[start of Given records]
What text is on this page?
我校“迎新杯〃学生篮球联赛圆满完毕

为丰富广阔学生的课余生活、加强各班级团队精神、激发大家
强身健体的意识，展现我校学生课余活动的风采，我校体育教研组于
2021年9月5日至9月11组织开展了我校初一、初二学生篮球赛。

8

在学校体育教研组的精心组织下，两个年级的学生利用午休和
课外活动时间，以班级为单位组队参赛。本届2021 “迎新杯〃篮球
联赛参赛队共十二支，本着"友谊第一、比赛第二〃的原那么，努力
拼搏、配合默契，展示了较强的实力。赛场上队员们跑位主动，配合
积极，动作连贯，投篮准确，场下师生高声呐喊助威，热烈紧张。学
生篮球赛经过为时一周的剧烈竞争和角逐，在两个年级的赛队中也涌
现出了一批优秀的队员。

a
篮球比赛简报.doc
[end of Given records]
### What is required
From the first line to the last, retype the data exactly.

### Output below
What text is on this page?
我校“迎新杯〃学生篮球联赛圆满完毕

为丰富广阔学生的课余生活、加强各班级团队精神、激发大家
强身健体的意识，展现我校学生课余活动的风采，我校体育教研组于
2021年9月5日至9月11组织开展了我校初一、初二学生篮球赛。

8

在学校体育教研组的精心组织下，两个年级的学生利用午休和
课外活动时间，以班级为单位组队参赛。本届2021 “迎新杯〃篮球
联赛参赛队共十二支，本着"友谊第一、比赛第二〃的原那么，努力
拼搏、配合默契，展示了较强的实力。赛场上队员们跑位主动，配合
积极，动作连贯，投篮准确，场下师生高声呐喊助威，热烈紧张。学
生篮球赛经过为时一周的剧烈竞争和角逐，在两个年级的赛队中也涌
现出了一批优秀的队员。

a
篮球比赛简报.doc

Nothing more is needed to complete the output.